> **Problem**: Rewrite the part of the data that runs from its start through the line containing "y-tick-label: 2500 xyxy=(6,20,44,40)", putting "y-axis-tick" wherever "y-tick-label" appears and changing nothing else. Return only those lines.

(Annotated region listings)
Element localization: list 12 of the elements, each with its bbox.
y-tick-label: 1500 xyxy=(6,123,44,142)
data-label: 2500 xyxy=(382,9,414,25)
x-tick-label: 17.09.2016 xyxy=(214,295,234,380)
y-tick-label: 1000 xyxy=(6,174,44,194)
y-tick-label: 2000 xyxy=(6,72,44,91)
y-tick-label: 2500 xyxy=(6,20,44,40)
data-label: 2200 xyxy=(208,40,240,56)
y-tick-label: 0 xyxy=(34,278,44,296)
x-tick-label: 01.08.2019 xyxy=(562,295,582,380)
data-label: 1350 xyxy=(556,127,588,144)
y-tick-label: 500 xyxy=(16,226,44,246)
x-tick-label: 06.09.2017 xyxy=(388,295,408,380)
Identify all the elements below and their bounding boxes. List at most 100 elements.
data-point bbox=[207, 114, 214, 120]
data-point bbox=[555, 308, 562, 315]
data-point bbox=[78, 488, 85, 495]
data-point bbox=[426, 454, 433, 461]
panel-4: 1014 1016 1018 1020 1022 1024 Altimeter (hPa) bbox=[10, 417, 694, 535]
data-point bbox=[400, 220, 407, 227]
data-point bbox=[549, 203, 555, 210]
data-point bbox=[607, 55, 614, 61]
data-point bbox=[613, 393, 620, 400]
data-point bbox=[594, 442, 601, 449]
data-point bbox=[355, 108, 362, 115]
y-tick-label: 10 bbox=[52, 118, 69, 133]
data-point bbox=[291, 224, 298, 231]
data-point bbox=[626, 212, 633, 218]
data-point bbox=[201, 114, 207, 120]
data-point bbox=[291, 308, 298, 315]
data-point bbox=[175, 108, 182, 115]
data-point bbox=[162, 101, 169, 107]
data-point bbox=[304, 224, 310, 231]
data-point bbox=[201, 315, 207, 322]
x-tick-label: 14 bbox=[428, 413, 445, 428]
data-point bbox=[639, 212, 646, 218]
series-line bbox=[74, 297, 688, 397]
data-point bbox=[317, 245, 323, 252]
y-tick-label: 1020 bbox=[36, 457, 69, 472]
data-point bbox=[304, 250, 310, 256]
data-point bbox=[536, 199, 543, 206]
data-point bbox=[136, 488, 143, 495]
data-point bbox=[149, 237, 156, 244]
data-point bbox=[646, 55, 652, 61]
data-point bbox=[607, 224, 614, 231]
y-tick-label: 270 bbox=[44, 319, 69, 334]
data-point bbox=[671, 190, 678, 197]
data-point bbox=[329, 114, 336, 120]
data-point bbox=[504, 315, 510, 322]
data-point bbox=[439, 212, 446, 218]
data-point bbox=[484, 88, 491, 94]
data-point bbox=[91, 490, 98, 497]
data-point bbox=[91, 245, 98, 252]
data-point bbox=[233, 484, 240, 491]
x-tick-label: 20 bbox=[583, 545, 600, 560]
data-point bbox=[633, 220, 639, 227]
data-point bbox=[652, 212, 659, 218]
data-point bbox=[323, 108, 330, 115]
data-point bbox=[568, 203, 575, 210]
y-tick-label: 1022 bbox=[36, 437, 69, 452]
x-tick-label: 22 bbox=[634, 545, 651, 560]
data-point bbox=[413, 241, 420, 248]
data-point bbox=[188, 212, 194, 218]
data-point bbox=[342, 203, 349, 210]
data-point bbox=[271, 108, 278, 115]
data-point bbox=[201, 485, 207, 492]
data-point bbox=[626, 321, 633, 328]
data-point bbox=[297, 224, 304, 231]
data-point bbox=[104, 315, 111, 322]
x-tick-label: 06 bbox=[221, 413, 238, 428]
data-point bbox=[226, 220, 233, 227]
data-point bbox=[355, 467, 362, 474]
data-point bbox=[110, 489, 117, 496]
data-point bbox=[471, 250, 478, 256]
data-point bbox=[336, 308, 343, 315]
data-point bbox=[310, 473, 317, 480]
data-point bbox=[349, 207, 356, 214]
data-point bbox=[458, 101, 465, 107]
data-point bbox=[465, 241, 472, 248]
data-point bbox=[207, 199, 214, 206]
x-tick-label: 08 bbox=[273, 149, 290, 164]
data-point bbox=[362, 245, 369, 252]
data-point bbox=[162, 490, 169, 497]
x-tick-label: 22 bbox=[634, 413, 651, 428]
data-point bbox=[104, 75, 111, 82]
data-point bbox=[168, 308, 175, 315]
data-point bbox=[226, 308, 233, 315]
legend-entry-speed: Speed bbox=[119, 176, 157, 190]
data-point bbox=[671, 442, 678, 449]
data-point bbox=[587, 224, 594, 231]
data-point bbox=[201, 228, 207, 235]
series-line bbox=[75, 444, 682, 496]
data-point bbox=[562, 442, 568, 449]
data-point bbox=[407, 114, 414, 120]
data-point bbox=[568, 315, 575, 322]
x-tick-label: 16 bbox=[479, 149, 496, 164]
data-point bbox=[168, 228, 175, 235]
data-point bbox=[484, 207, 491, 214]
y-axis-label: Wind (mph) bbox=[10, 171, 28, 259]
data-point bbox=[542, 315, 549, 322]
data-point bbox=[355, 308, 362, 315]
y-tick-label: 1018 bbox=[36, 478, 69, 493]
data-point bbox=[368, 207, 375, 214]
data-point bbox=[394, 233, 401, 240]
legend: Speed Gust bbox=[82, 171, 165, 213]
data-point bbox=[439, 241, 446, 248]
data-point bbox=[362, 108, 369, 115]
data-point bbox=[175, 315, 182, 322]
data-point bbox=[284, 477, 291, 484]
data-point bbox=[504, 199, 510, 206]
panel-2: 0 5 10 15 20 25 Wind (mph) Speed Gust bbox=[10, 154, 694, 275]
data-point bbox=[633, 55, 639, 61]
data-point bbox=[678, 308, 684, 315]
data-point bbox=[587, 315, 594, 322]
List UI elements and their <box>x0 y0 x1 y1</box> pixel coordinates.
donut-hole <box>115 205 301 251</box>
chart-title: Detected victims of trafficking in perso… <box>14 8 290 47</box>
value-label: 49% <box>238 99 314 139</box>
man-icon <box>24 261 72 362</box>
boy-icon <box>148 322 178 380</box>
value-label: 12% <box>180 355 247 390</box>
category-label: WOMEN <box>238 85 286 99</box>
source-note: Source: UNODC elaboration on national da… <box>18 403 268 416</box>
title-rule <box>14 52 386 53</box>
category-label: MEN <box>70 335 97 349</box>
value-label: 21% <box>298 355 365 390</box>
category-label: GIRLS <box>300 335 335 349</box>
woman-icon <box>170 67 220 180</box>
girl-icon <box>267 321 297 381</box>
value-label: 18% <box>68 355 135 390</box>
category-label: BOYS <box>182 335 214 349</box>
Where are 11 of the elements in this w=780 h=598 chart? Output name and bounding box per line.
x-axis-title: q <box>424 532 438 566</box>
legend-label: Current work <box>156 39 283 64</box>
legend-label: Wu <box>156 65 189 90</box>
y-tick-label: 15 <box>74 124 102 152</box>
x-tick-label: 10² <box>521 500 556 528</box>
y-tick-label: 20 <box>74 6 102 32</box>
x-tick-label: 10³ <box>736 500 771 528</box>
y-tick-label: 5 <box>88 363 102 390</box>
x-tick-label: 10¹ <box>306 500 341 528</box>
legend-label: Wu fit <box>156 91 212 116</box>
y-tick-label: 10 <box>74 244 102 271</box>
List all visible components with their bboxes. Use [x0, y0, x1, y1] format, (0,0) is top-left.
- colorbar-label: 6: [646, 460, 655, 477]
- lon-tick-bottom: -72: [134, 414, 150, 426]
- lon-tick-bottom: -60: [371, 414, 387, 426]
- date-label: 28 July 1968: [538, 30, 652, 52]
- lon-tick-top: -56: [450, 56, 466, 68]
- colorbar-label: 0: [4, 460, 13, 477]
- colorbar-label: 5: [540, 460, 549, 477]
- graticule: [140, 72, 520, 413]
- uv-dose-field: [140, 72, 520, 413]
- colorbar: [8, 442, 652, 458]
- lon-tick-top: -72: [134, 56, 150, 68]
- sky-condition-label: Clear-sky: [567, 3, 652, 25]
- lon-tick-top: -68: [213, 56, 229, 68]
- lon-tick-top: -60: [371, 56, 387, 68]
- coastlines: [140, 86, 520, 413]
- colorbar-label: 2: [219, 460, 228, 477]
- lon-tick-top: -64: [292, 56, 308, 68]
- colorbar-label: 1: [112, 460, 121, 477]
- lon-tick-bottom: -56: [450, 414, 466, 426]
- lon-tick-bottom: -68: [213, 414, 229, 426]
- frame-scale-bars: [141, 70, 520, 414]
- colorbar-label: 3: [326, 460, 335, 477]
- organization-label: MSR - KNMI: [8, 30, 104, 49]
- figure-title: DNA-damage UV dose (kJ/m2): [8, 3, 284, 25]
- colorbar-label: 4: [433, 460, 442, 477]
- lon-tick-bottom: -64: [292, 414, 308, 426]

> **Exercise answer**:
Element localization: list 12 of the elements, each with its bbox.
y-axis-tick: 1500 xyxy=(6,123,44,142)
data-label: 2500 xyxy=(382,9,414,25)
x-tick-label: 17.09.2016 xyxy=(214,295,234,380)
y-axis-tick: 1000 xyxy=(6,174,44,194)
y-axis-tick: 2000 xyxy=(6,72,44,91)
y-axis-tick: 2500 xyxy=(6,20,44,40)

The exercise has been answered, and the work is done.